▸ What is being asked: Search the listing below for "Human". Copy each matching line.

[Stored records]
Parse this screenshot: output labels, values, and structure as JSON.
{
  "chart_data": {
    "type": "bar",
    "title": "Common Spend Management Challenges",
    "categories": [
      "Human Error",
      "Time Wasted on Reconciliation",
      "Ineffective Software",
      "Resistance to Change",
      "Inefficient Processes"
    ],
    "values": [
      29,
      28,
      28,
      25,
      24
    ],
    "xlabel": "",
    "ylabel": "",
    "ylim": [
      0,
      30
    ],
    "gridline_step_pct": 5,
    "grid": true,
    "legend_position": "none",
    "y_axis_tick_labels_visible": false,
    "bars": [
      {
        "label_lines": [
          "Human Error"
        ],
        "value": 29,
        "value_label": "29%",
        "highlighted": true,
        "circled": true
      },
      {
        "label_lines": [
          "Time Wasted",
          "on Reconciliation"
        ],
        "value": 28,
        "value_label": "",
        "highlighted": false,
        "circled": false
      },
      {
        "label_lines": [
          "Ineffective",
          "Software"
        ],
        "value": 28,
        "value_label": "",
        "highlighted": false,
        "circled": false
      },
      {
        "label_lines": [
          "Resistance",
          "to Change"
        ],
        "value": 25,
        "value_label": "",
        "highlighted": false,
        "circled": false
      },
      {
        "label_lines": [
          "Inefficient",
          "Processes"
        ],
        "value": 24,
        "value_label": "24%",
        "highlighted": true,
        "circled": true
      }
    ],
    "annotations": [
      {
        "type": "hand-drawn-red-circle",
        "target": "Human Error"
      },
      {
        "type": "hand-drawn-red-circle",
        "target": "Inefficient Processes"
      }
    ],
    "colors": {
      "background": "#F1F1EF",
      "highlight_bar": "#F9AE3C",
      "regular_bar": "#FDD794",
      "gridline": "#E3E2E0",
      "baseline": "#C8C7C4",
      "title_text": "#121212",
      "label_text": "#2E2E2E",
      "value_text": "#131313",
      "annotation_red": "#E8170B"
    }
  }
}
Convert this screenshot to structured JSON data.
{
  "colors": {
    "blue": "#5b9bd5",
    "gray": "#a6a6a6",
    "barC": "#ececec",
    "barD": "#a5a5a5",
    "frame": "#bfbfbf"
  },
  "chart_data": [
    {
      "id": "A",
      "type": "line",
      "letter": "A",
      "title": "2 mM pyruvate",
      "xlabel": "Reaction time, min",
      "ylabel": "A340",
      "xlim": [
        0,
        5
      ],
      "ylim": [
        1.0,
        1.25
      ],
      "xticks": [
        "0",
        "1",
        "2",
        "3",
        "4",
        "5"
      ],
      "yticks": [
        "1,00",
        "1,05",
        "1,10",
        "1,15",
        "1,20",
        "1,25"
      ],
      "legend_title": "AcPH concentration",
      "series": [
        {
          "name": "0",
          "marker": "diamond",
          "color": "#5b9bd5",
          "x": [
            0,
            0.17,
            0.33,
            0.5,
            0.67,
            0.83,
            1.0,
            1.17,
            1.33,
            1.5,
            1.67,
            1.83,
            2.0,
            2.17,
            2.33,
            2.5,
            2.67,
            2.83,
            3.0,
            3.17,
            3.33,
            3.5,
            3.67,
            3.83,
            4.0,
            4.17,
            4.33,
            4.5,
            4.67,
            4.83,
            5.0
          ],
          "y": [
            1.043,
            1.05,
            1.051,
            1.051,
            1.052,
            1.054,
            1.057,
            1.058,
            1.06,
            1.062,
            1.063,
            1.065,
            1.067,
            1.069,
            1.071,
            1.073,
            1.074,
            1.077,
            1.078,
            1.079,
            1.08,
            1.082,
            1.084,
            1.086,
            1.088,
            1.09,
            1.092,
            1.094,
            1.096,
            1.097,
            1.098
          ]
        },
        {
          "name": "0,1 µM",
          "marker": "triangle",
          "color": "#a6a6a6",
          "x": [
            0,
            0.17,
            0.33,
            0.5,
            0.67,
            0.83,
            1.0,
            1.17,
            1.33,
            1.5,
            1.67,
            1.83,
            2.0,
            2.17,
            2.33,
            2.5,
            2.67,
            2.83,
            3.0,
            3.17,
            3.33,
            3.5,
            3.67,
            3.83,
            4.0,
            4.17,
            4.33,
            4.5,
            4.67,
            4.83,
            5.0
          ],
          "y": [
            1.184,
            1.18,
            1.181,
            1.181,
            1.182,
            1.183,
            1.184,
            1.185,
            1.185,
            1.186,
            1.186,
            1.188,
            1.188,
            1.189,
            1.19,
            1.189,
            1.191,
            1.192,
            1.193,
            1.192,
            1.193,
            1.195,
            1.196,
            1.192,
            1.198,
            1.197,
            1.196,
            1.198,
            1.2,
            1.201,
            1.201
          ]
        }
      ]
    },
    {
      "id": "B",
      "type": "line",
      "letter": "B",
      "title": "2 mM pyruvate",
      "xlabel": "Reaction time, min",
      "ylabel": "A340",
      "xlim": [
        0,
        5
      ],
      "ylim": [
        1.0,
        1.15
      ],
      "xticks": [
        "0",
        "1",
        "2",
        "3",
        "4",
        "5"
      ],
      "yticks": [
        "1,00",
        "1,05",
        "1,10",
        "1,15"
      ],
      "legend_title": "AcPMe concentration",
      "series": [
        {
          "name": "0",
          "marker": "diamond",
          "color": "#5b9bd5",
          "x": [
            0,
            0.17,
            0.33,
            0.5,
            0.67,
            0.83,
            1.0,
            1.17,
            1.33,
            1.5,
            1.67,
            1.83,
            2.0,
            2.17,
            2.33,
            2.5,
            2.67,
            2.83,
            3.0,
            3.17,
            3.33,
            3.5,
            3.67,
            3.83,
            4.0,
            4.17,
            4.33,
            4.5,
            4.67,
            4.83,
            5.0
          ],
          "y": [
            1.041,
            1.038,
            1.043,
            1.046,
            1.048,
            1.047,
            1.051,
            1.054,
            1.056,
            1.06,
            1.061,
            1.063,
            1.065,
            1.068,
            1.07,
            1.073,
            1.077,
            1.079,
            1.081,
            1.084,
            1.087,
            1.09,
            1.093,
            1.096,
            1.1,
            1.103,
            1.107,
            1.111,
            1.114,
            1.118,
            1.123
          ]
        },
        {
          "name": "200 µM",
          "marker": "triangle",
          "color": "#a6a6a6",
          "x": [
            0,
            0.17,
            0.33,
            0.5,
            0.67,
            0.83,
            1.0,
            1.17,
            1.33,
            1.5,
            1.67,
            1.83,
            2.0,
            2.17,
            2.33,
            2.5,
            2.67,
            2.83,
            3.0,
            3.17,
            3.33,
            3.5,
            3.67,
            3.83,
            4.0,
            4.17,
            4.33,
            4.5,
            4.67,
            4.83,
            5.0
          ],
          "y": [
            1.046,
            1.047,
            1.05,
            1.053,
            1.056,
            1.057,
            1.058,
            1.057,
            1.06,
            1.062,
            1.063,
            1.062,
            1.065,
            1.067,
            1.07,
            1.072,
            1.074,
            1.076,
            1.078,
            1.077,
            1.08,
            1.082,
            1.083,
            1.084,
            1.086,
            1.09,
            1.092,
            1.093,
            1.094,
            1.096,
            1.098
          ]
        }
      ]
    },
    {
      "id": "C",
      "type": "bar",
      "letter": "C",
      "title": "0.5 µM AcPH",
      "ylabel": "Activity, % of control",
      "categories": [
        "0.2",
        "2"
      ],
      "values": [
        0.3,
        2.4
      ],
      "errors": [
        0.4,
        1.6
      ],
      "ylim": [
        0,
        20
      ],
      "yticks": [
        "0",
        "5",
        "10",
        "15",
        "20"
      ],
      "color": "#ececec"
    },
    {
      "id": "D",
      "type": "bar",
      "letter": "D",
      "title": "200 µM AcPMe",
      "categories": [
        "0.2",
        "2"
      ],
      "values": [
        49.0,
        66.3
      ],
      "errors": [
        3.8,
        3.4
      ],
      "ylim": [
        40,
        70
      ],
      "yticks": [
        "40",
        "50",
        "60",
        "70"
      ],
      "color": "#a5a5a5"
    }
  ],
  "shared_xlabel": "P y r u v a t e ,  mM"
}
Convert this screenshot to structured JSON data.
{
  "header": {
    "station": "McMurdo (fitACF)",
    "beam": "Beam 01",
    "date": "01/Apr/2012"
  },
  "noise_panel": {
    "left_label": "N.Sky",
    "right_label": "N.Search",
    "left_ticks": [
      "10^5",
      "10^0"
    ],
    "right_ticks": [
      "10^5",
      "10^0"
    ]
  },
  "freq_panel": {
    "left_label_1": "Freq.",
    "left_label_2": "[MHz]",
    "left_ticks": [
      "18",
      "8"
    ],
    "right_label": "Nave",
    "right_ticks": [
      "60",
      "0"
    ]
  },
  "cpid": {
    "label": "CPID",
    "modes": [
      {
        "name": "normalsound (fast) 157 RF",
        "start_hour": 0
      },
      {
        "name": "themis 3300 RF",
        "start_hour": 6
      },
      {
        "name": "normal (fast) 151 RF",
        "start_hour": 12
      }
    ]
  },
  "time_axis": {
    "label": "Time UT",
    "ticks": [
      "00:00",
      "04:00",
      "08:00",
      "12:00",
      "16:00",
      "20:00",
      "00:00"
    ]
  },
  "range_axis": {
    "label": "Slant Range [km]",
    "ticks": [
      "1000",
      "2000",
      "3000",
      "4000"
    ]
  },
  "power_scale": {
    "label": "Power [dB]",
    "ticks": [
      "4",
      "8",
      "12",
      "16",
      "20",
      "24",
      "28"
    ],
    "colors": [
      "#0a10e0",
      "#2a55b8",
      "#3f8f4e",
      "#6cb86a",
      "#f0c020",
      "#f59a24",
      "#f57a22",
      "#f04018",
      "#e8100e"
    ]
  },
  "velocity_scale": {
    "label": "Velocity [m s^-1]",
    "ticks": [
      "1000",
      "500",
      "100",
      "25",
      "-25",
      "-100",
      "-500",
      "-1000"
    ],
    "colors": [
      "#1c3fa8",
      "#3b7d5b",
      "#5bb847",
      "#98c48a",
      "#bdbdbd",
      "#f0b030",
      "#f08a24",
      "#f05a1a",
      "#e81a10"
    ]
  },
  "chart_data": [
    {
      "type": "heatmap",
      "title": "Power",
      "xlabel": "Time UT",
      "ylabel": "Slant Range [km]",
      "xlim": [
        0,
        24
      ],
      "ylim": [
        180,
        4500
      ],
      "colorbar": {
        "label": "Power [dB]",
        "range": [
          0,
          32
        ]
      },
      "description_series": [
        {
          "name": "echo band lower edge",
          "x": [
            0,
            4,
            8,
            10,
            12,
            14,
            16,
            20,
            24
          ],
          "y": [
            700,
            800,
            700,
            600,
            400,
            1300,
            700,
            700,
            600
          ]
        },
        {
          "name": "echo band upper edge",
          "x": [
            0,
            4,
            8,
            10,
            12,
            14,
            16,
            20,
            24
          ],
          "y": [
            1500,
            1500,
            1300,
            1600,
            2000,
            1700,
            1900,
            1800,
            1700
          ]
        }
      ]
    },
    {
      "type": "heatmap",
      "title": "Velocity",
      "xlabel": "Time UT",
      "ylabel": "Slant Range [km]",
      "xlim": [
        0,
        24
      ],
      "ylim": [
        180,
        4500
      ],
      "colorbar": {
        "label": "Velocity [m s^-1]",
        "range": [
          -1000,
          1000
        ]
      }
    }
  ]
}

▸ Full answer:
      "Human Error",
          "Human Error"
        "target": "Human Error"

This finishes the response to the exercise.